Challenge.
For each line that holds "musicale", copy the line out.

───── Rows

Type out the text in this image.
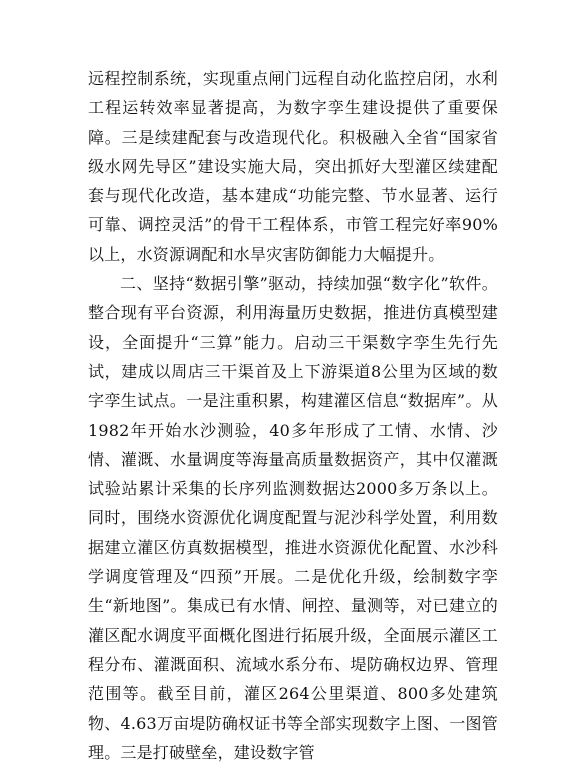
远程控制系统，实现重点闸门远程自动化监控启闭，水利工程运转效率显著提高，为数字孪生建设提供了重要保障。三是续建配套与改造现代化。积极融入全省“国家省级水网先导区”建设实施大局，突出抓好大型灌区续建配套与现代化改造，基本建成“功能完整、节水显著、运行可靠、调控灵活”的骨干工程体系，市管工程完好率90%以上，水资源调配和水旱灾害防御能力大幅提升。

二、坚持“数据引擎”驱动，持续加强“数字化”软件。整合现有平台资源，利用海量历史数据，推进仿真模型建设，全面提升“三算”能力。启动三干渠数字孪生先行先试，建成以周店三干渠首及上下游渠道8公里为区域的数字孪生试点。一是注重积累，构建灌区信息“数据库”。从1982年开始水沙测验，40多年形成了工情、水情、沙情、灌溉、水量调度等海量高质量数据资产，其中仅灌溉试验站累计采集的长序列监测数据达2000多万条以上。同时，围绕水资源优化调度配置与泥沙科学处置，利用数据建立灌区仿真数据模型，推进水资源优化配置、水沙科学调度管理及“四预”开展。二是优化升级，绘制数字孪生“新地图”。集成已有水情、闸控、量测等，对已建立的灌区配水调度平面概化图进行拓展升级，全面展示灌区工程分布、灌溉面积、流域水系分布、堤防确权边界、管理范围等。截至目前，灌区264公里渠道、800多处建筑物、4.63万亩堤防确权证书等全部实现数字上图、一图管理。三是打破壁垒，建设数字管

──────────
───── Rows

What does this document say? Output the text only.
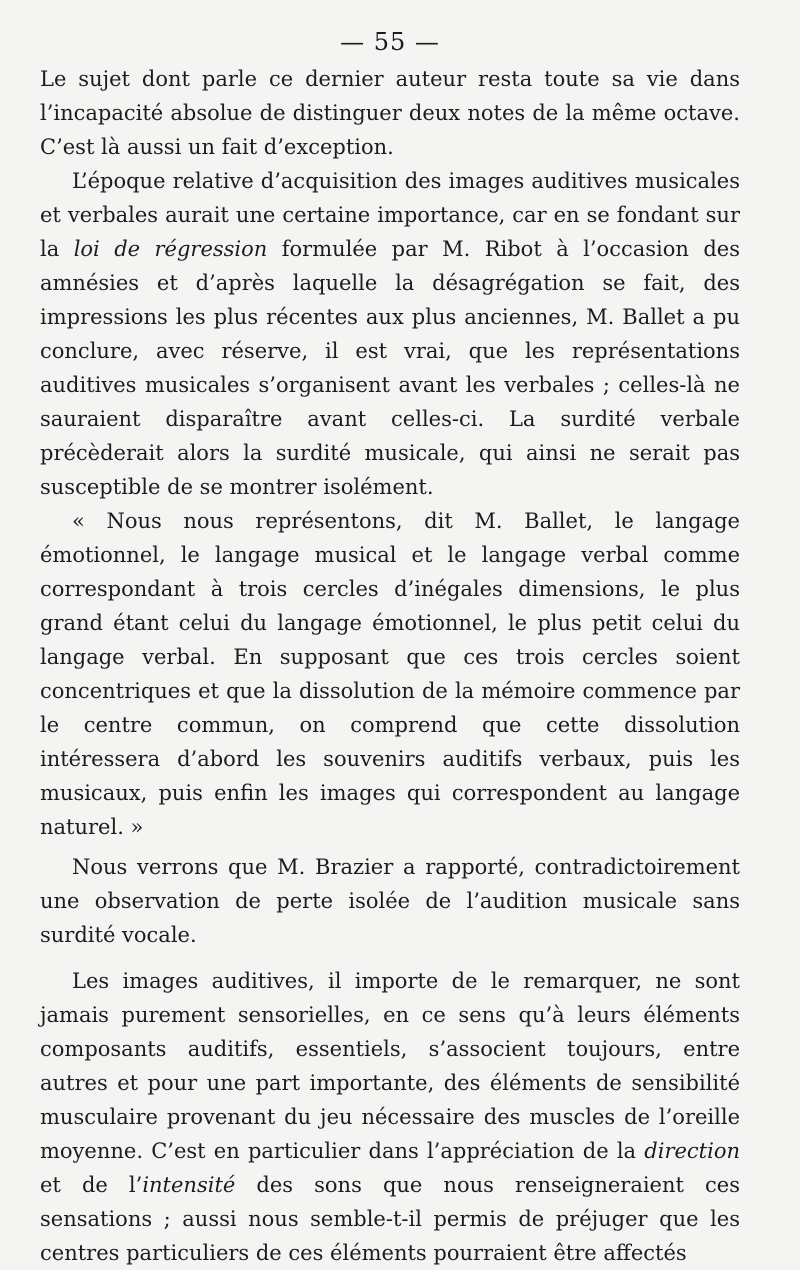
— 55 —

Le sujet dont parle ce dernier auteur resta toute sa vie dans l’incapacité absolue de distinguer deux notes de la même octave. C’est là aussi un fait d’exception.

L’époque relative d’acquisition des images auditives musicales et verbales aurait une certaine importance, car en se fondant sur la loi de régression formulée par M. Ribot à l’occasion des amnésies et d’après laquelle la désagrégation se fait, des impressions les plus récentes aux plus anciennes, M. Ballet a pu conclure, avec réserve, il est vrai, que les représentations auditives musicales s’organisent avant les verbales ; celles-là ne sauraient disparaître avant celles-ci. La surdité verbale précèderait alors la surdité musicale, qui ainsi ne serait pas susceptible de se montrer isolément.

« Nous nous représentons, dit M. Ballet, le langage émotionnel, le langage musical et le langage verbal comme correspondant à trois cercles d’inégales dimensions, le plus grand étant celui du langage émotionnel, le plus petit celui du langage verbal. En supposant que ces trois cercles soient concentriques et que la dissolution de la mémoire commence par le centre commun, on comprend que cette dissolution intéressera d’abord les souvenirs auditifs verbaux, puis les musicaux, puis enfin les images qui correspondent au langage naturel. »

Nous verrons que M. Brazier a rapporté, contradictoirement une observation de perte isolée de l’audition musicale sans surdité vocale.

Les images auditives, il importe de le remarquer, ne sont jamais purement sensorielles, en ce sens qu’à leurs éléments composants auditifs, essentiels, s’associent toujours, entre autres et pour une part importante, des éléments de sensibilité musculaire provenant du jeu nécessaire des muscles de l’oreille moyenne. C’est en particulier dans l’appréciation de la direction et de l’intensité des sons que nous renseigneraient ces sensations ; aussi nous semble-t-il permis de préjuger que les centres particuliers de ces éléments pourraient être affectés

──────────

Output of the task.
L’époque relative d’acquisition des images auditives musicales et verbales aurait une certaine importance, car en se fondant sur la loi de régression formulée par M. Ribot à l’occasion des amnésies et d’après laquelle la désagrégation se fait, des impressions les plus récentes aux plus anciennes, M. Ballet a pu conclure, avec réserve, il est vrai, que les représentations auditives musicales s’organisent avant les verbales ; celles-là ne sauraient disparaître avant celles-ci. La surdité verbale précèderait alors la surdité musicale, qui ainsi ne serait pas susceptible de se montrer isolément.
Nous verrons que M. Brazier a rapporté, contradictoirement une observation de perte isolée de l’audition musicale sans surdité vocale.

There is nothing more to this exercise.